⟨

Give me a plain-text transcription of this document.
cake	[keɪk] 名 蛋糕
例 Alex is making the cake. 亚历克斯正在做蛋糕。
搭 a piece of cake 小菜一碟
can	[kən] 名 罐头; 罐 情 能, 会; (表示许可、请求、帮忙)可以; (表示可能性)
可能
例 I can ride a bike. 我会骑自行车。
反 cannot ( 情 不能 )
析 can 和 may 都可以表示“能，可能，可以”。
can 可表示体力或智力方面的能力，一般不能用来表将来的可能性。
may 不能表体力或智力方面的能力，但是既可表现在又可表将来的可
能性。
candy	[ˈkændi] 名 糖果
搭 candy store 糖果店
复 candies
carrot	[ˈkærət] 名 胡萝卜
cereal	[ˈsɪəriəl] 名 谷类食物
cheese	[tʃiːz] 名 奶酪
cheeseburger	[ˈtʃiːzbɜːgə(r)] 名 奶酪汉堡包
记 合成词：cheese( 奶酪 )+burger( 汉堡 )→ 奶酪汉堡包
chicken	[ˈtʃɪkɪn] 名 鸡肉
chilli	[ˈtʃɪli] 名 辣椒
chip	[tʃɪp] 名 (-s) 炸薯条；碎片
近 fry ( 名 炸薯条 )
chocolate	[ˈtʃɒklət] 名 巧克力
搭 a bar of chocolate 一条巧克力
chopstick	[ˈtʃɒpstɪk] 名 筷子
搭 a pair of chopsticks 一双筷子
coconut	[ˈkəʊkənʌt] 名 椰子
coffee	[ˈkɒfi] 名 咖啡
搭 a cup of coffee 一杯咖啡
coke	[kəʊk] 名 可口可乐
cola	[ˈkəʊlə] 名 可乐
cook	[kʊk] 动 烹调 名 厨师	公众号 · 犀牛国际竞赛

⟩

Repeat the entries shown above, every one, word for word.

Give me a plain-text transcription of this document.
cake	[keɪk] 名 蛋糕
例 Alex is making the cake. 亚历克斯正在做蛋糕。
搭 a piece of cake 小菜一碟
can	[kən] 名 罐头; 罐 情 能, 会; (表示许可、请求、帮忙)可以; (表示可能性)
可能
例 I can ride a bike. 我会骑自行车。
反 cannot ( 情 不能 )
析 can 和 may 都可以表示“能，可能，可以”。
can 可表示体力或智力方面的能力，一般不能用来表将来的可能性。
may 不能表体力或智力方面的能力，但是既可表现在又可表将来的可
能性。
candy	[ˈkændi] 名 糖果
搭 candy store 糖果店
复 candies
carrot	[ˈkærət] 名 胡萝卜
cereal	[ˈsɪəriəl] 名 谷类食物
cheese	[tʃiːz] 名 奶酪
cheeseburger	[ˈtʃiːzbɜːgə(r)] 名 奶酪汉堡包
记 合成词：cheese( 奶酪 )+burger( 汉堡 )→ 奶酪汉堡包
chicken	[ˈtʃɪkɪn] 名 鸡肉
chilli	[ˈtʃɪli] 名 辣椒
chip	[tʃɪp] 名 (-s) 炸薯条；碎片
近 fry ( 名 炸薯条 )
chocolate	[ˈtʃɒklət] 名 巧克力
搭 a bar of chocolate 一条巧克力
chopstick	[ˈtʃɒpstɪk] 名 筷子
搭 a pair of chopsticks 一双筷子
coconut	[ˈkəʊkənʌt] 名 椰子
coffee	[ˈkɒfi] 名 咖啡
搭 a cup of coffee 一杯咖啡
coke	[kəʊk] 名 可口可乐
cola	[ˈkəʊlə] 名 可乐
cook	[kʊk] 动 烹调 名 厨师	公众号 · 犀牛国际竞赛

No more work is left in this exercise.